Given problem A – How would you put this sentence from the excerpt on carbon emission inequality into Spanish: "Emission levels and shares for other groups are presented in Supplementary Information (section 7)."?
Given problem B – Can you carry on the excerpt on carbon emission inequality from its final sentence?

Excerpted text –
The general approach followed here can be summarized as follows: using EMRIOs, I obtain country-level GHG emissions for the household sector, the investment sector and the government sector across countries (emissions are net of imports and exports embedded in goods and services traded with the rest of the world). These emissions are distributed to individuals in each country using country-level data on the elasticity of emissions and consumption, income and wealth. A variety of alternative estimation strategies are tested and it appears that the key results are robust to a large range of parametric assumptions on the relationship between emissions, income, consumption and wealth. To be sure, a lot remains to be learned and debated about the link between individual emissions and wealth. As in any excercise of this sort, the statistical reconstructions presented below should be analyzed with caution.

Results

Carbon emission inequalities within regions

Global average per-capita emissions reached about 6 tonnes of carbon-dioxyde equivalent (tCO2e) in 2019. To have high chances of staying below +1.5 °C global temperature increase, average per-capita emissions should be 1.9 tCO2e between now and 2050 (that is, the equivalent of an economy-class round-trip flight between London and New York) and zero afterwards (Supplementary Information section 3).

Inequalities in average per-capita emissions ‘between’ world regions remain large, as shown in Extended Data Fig. 1. On top of these gaps, important inequalities in carbon footprints are observed within regions. Figure 1 presents the carbon footprints of the bottom 50% of emitters, the middle 40% and the top 10% of the population within regions according to my benchmark results. Emission levels and shares for other groups are presented in Supplementary Information (section 7).

Supplied information –
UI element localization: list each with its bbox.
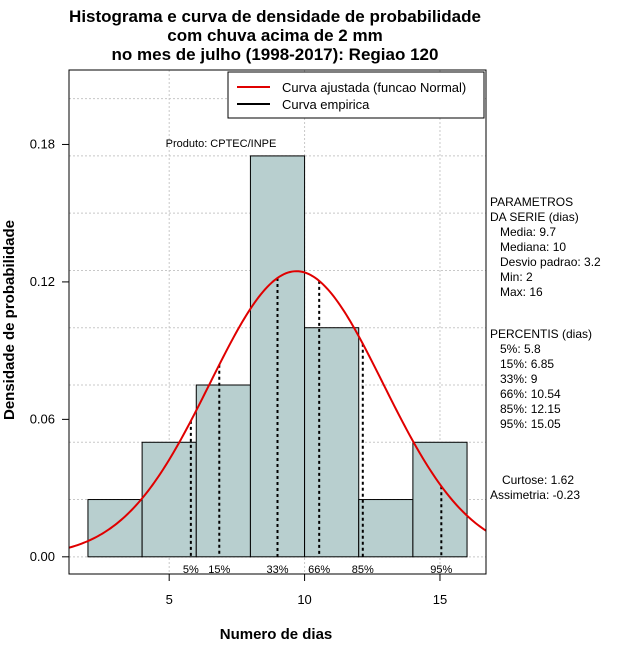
product-label: Produto: CPTEC/INPE xyxy=(166,138,277,150)
percentis-line: 95%: 15.05 xyxy=(490,417,561,431)
parametros-line: Max: 16 xyxy=(490,285,543,299)
y-tick-label: 0.18 xyxy=(30,136,55,151)
percentis-line: 66%: 10.54 xyxy=(490,387,561,401)
histogram-bar xyxy=(304,327,360,558)
plot-frame xyxy=(68,69,487,575)
percentis-block: PERCENTIS (dias) 5%: 5.8 15%: 6.85 33%: … xyxy=(490,327,592,431)
percentile-label: 33% xyxy=(266,564,288,576)
percentis-line: 15%: 6.85 xyxy=(490,357,554,371)
chart-title-line-2: com chuva acima de 2 mm xyxy=(167,26,382,45)
y-axis-label: Densidade de probabilidade xyxy=(1,220,18,420)
legend-normal-label: Curva ajustada (funcao Normal) xyxy=(282,80,466,95)
parametros-line: Mediana: 10 xyxy=(490,240,566,254)
legend-box xyxy=(227,71,485,119)
chart-title-line-1: Histograma e curva de densidade de proba… xyxy=(69,7,481,26)
x-axis-label: Numero de dias xyxy=(220,626,333,643)
percentile-markers: 5% 15% 33% 66% 85% 95% xyxy=(183,277,453,576)
shape-stats-block: Curtose: 1.62 Assimetria: -0.23 xyxy=(490,473,580,502)
parametros-line: Min: 2 xyxy=(490,270,533,284)
parametros-block: PARAMETROS DA SERIE (dias) Media: 9.7 Me… xyxy=(490,195,601,299)
parametros-line: PARAMETROS xyxy=(490,195,573,209)
histogram-bar xyxy=(195,384,251,558)
x-tick-label: 5 xyxy=(166,592,173,607)
percentile-label: 66% xyxy=(308,564,330,576)
percentile-label: 5% xyxy=(183,564,199,576)
normal-curve xyxy=(68,270,487,549)
y-tick-label: 0.12 xyxy=(30,274,55,289)
x-axis: 5 10 15 xyxy=(166,574,447,607)
histogram-bar xyxy=(412,441,468,558)
assimetria-line: Assimetria: -0.23 xyxy=(490,488,580,502)
percentile-label: 85% xyxy=(352,564,374,576)
parametros-line: Desvio padrao: 3.2 xyxy=(490,255,601,269)
y-tick-label: 0.06 xyxy=(30,411,55,426)
parametros-line: DA SERIE (dias) xyxy=(490,210,579,224)
parametros-line: Media: 9.7 xyxy=(490,225,556,239)
percentile-label: 15% xyxy=(208,564,230,576)
legend: Curva ajustada (funcao Normal) Curva emp… xyxy=(227,71,485,119)
x-tick-label: 15 xyxy=(433,592,447,607)
percentile-label: 95% xyxy=(430,564,452,576)
y-tick-label: 0.00 xyxy=(30,549,55,564)
side-panel: PARAMETROS DA SERIE (dias) Media: 9.7 Me… xyxy=(490,195,601,502)
percentis-line: 5%: 5.8 xyxy=(490,342,541,356)
histogram-bar xyxy=(358,499,414,558)
x-tick-label: 10 xyxy=(297,592,311,607)
legend-empirical-label: Curva empirica xyxy=(282,97,370,112)
percentis-line: 85%: 12.15 xyxy=(490,402,561,416)
y-axis: 0.00 0.06 0.12 0.18 xyxy=(30,136,69,564)
percentis-line: 33%: 9 xyxy=(490,372,538,386)
curtose-line: Curtose: 1.62 xyxy=(502,473,574,487)
chart-title: Histograma e curva de densidade de proba… xyxy=(69,7,481,64)
chart-title-line-3: no mes de julho (1998-2017): Regiao 120 xyxy=(112,45,439,64)
percentis-line: PERCENTIS (dias) xyxy=(490,327,592,341)
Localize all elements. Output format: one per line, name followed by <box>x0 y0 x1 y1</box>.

Final answer A – Los niveles y las participaciones de las emisiones de otros grupos se presentan en la Información Suplementaria (sección 7).

Final answer B –
In East Asia, the poorest 50% emit on average 2.9 tCO2e per annum, while the middle 40% emit nearly 8 t, and the top 10% almost 40 t. This contrasts sharply with North America, where the bottom 50% emit fewer than 10 t, the middle 40% around 22 t and the top 10% around 69 tCO2e. This in turn can be contrasted with the emissions in Europe, where the bottom 50% emit 5 t, the middle 40% around 10.5 tCO2e and the top 10% around 30 tCO2e. Emission levels in South and Southeast Asia are notably lower than in the other regions, from around 1 tCO2e for the bottom 50% to 11 t on average for the top 10%.

It is striking that the poorest half of the population in the United States has emission levels comparable with the European middle 40%, despite being almost twice as poor as this group in purchasing power parity terms17. Conversely, the top 10% of the population in East Asia emits notably more than its European counterpart (40 tCO2e vs 29 tCO2e, respectively). It also appears that Russia and Central Asia have an emissions distribution broadly similar to that of Europe, but with higher top 10% emissions (mainly due to higher income and wealth inequalities in Russia and Central Asia) and lower bottom 50% emissions. Sub-Saharan Africa lags behind, with the bottom 50% emitting around 0.5 t per capita and per year, and the top 10% emitting around 7.5 t.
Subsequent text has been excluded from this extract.